> [Required work]: Tally up the lines below that include the word "this". Answer with the number alone.
___ Material shown ___
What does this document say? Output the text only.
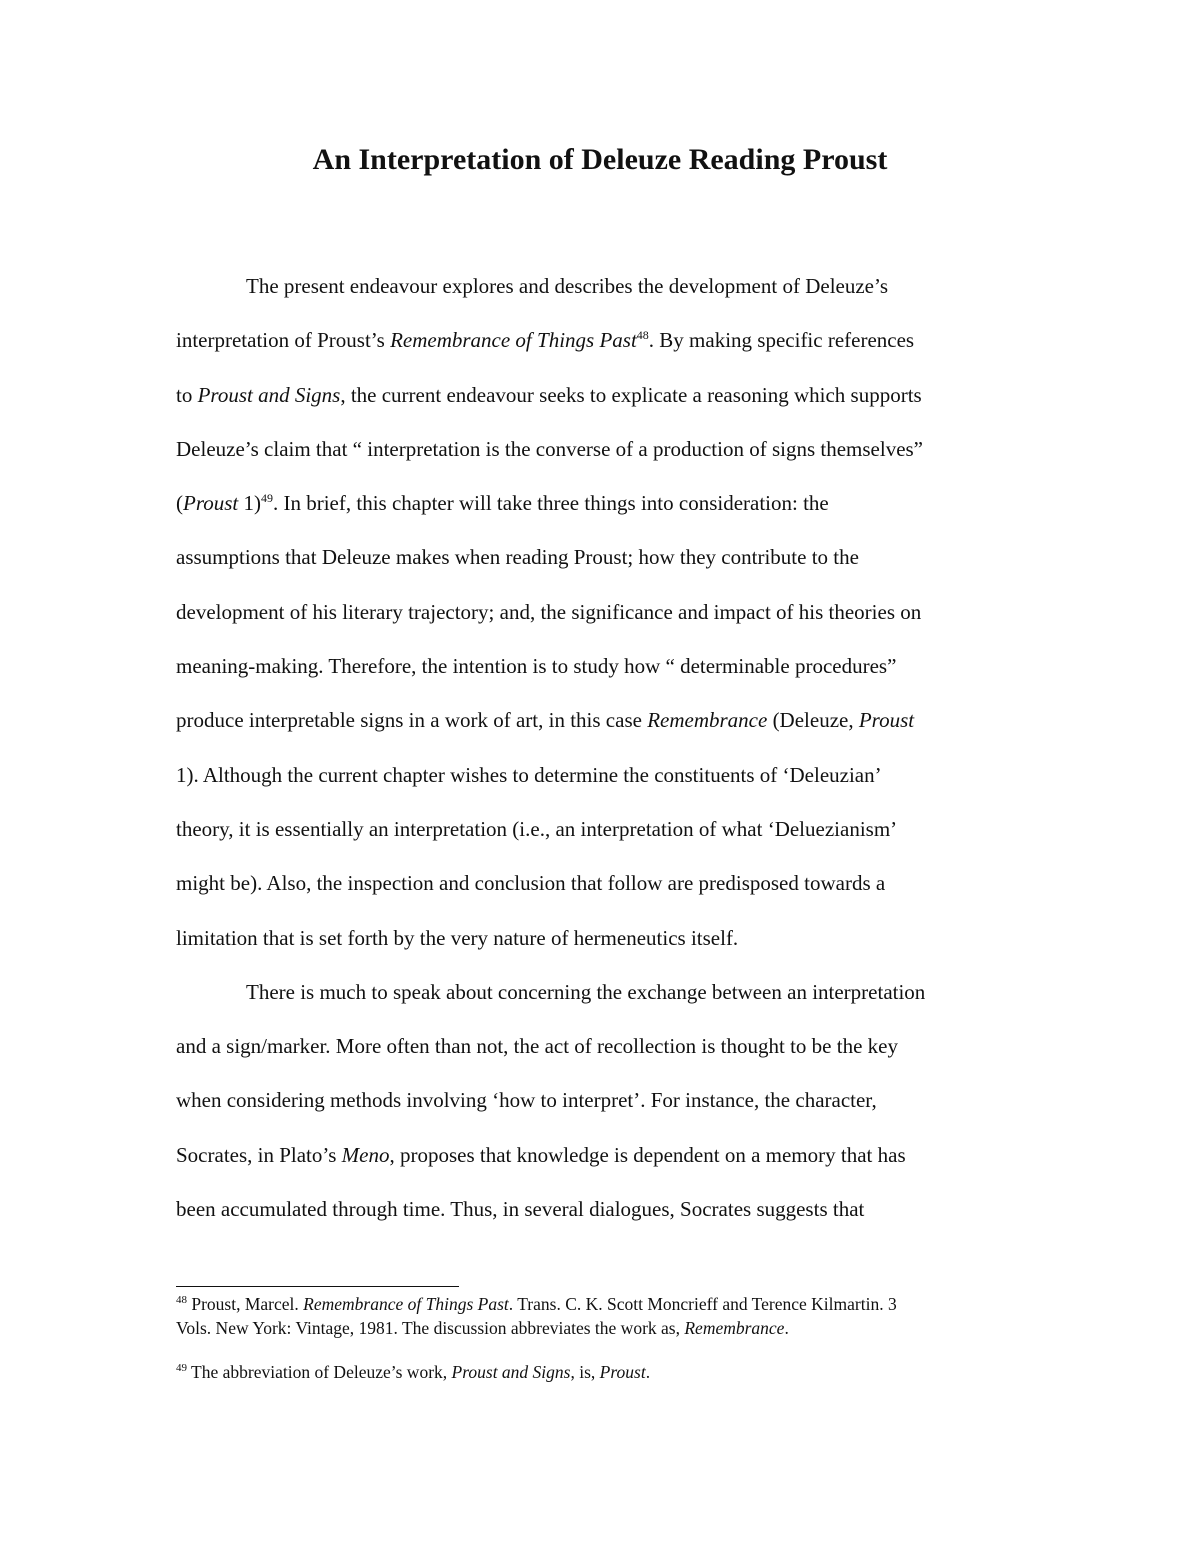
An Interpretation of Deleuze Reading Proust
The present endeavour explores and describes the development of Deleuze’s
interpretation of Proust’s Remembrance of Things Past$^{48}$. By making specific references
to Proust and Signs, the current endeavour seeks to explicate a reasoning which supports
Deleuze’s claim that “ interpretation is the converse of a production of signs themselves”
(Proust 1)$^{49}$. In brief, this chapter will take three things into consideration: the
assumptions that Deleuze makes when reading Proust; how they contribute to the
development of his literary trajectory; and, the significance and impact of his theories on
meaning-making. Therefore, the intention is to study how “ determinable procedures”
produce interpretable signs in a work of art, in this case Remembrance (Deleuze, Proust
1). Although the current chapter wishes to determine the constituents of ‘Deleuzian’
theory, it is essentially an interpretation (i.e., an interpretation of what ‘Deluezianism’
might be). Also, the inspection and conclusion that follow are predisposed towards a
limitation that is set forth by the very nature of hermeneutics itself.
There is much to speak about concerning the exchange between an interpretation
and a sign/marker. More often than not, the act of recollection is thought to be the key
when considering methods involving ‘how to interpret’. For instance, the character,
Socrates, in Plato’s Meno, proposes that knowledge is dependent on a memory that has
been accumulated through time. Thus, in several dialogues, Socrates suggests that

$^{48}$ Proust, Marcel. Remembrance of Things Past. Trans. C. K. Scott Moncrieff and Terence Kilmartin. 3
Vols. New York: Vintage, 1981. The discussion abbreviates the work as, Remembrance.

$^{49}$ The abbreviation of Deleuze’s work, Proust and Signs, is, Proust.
___
> [Reply]: 3